What you are asked to do |
Your task is to locate every line holding the string "Score" and to copy each of them.

──────── Extracted records

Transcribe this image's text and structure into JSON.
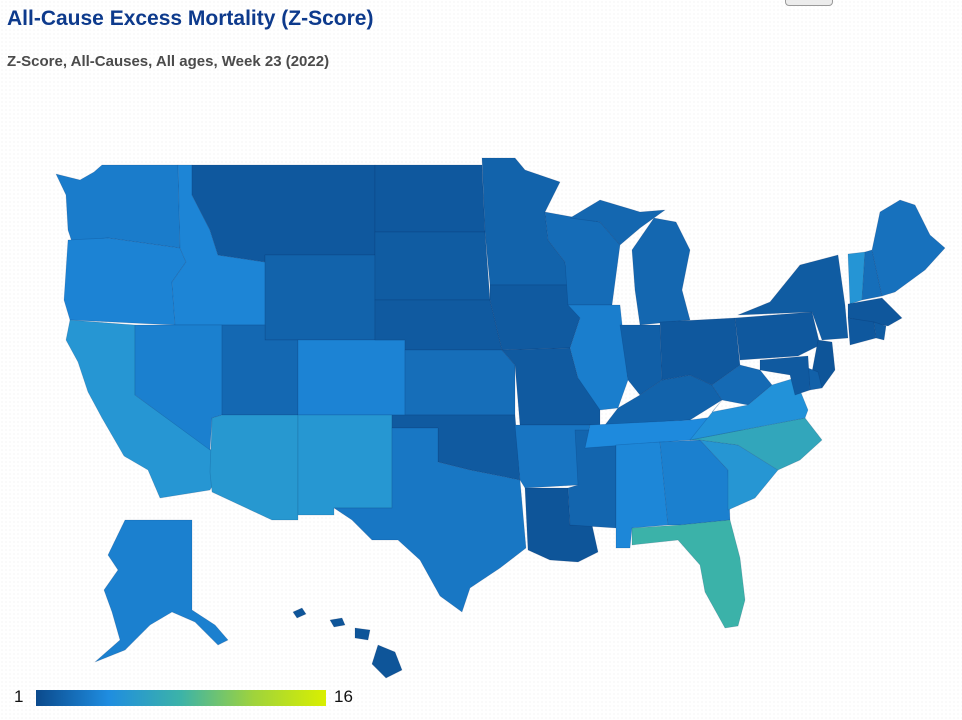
{
  "title": "All-Cause Excess Mortality (Z-Score)",
  "subtitle": "Z-Score, All-Causes, All ages, Week 23 (2022)",
  "legend": {
    "min_label": "1",
    "max_label": "16",
    "scale": [
      "#0b4a8c",
      "#1f8de0",
      "#3cb3a8",
      "#9fd33c",
      "#d9ef00"
    ]
  },
  "states": {
    "WA": {
      "z": 3.8
    },
    "OR": {
      "z": 4.2
    },
    "CA": {
      "z": 5.6
    },
    "ID": {
      "z": 4.3
    },
    "NV": {
      "z": 4.0
    },
    "MT": {
      "z": 1.8
    },
    "WY": {
      "z": 2.4
    },
    "UT": {
      "z": 2.7
    },
    "AZ": {
      "z": 5.8
    },
    "CO": {
      "z": 4.2
    },
    "NM": {
      "z": 5.7
    },
    "ND": {
      "z": 1.8
    },
    "SD": {
      "z": 2.0
    },
    "NE": {
      "z": 1.9
    },
    "KS": {
      "z": 3.0
    },
    "OK": {
      "z": 1.9
    },
    "TX": {
      "z": 3.5
    },
    "MN": {
      "z": 2.4
    },
    "IA": {
      "z": 1.9
    },
    "MO": {
      "z": 1.9
    },
    "AR": {
      "z": 3.4
    },
    "LA": {
      "z": 1.6
    },
    "WI": {
      "z": 2.9
    },
    "IL": {
      "z": 3.9
    },
    "MS": {
      "z": 2.5
    },
    "MI": {
      "z": 2.6
    },
    "IN": {
      "z": 2.2
    },
    "KY": {
      "z": 2.4
    },
    "TN": {
      "z": 4.6
    },
    "AL": {
      "z": 4.4
    },
    "OH": {
      "z": 1.8
    },
    "WV": {
      "z": 2.8
    },
    "GA": {
      "z": 4.0
    },
    "FL": {
      "z": 8.4
    },
    "SC": {
      "z": 5.6
    },
    "NC": {
      "z": 7.2
    },
    "VA": {
      "z": 5.2
    },
    "PA": {
      "z": 1.8
    },
    "NY": {
      "z": 2.0
    },
    "NJ": {
      "z": 1.6
    },
    "DE": {
      "z": 2.3
    },
    "MD": {
      "z": 1.9
    },
    "VT": {
      "z": 5.5
    },
    "NH": {
      "z": 3.0
    },
    "ME": {
      "z": 3.2
    },
    "MA": {
      "z": 1.7
    },
    "CT": {
      "z": 1.8
    },
    "RI": {
      "z": 2.0
    },
    "AK": {
      "z": 4.0
    },
    "HI": {
      "z": 1.6
    }
  }
}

────────────────

Answer to this exercise |
  "title": "All-Cause Excess Mortality (Z-Score)",
  "subtitle": "Z-Score, All-Causes, All ages, Week 23 (2022)",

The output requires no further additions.